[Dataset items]
++++
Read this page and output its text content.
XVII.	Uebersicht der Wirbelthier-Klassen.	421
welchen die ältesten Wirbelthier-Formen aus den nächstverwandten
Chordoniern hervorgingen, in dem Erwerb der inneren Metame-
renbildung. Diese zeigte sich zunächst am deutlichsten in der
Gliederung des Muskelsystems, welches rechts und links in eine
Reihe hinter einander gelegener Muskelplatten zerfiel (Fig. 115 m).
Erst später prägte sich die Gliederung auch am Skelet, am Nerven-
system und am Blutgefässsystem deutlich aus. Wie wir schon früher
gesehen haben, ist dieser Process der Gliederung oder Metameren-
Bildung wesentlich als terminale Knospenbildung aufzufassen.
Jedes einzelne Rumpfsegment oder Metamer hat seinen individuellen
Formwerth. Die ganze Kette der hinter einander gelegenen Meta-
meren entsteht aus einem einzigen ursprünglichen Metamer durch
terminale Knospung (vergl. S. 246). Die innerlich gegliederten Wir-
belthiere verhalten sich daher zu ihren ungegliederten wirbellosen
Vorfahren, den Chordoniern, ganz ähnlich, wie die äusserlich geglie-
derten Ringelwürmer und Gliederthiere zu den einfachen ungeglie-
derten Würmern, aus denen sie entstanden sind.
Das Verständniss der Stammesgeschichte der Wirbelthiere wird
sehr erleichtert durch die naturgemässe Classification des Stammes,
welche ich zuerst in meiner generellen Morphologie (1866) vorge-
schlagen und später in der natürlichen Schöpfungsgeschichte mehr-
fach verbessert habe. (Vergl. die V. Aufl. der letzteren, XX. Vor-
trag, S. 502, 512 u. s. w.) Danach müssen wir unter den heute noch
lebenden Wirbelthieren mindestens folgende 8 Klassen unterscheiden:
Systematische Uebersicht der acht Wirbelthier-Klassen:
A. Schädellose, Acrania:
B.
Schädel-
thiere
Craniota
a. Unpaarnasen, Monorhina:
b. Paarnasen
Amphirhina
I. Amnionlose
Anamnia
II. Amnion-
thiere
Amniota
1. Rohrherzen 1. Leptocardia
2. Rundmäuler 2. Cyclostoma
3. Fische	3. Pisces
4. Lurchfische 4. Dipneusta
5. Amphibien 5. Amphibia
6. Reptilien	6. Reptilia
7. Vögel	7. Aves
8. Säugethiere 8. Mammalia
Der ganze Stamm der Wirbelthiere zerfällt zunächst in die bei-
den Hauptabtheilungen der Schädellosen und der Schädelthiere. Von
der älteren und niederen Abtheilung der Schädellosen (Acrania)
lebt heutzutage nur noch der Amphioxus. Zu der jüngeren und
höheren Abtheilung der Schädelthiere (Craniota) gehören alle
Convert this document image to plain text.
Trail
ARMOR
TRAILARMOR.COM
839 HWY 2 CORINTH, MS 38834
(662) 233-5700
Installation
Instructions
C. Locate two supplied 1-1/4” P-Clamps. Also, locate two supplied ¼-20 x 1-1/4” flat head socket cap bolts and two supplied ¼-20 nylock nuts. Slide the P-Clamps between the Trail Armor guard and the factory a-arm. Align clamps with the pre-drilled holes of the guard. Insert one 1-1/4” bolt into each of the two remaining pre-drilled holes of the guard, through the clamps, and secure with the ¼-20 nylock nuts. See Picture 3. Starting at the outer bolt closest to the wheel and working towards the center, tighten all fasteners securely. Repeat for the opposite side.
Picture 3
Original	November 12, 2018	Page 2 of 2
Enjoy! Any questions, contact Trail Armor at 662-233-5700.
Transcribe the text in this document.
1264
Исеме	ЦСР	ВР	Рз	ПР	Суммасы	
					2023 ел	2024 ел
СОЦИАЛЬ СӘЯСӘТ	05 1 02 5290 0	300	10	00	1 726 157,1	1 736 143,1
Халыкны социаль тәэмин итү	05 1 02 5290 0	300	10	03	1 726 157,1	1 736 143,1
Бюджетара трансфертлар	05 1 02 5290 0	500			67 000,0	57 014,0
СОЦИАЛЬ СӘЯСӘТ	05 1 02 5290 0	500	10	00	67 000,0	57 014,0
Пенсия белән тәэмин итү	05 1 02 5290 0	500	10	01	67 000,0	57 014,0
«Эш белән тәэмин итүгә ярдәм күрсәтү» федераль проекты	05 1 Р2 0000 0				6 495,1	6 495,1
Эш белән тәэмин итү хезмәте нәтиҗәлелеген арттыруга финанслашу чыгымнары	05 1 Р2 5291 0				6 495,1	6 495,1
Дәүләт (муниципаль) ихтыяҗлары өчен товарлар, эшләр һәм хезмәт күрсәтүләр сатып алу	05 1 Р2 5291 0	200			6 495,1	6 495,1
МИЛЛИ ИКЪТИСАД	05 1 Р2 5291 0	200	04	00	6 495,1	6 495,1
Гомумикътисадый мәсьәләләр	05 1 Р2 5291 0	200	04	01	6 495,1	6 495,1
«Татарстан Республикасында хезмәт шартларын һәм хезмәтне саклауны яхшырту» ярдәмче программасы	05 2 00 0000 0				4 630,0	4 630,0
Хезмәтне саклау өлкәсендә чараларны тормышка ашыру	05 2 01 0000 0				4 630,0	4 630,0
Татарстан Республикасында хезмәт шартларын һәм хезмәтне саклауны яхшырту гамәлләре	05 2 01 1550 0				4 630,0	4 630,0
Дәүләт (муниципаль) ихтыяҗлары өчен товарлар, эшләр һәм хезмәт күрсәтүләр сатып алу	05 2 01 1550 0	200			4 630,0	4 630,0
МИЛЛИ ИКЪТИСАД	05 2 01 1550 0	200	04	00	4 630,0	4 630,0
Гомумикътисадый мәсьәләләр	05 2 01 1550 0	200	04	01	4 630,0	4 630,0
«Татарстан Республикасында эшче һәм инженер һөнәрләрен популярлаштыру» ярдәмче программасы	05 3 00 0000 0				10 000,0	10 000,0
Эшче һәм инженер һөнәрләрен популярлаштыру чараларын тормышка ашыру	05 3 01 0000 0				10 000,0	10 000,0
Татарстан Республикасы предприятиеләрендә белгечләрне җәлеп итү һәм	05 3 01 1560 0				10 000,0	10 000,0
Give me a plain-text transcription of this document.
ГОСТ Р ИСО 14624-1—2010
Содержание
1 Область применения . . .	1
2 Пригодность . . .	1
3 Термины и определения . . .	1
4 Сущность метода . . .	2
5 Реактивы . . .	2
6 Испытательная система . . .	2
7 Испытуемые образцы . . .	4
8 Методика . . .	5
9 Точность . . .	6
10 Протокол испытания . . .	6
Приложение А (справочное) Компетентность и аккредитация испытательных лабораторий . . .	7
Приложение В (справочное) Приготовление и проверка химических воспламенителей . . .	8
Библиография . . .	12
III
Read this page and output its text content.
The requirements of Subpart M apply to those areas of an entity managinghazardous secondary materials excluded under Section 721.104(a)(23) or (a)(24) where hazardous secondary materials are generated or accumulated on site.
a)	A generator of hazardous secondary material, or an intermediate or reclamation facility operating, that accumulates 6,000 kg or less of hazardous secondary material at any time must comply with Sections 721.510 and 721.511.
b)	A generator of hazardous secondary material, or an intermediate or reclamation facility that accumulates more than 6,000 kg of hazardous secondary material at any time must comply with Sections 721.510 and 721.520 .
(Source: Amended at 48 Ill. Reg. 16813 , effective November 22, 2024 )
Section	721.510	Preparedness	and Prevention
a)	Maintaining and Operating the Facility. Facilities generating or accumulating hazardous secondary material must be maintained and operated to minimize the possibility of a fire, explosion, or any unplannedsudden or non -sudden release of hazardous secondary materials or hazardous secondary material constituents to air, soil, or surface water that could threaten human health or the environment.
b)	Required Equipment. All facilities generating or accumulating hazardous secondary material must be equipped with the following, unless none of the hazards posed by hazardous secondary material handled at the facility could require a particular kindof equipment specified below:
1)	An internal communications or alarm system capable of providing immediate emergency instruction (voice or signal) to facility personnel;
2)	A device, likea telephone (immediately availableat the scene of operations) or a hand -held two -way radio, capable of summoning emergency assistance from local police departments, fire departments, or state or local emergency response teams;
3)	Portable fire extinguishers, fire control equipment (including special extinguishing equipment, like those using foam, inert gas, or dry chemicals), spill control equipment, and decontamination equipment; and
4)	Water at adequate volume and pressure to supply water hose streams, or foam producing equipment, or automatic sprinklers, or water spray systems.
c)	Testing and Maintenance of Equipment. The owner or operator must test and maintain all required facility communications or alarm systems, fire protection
++++
Gather all the lines that include the word "Chordoniern" and copy them out.

Chordoniern hervorgingen, in dem Erwerb der inneren Metame-
Vorfahren, den Chordoniern, ganz ähnlich, wie die äusserlich geglie-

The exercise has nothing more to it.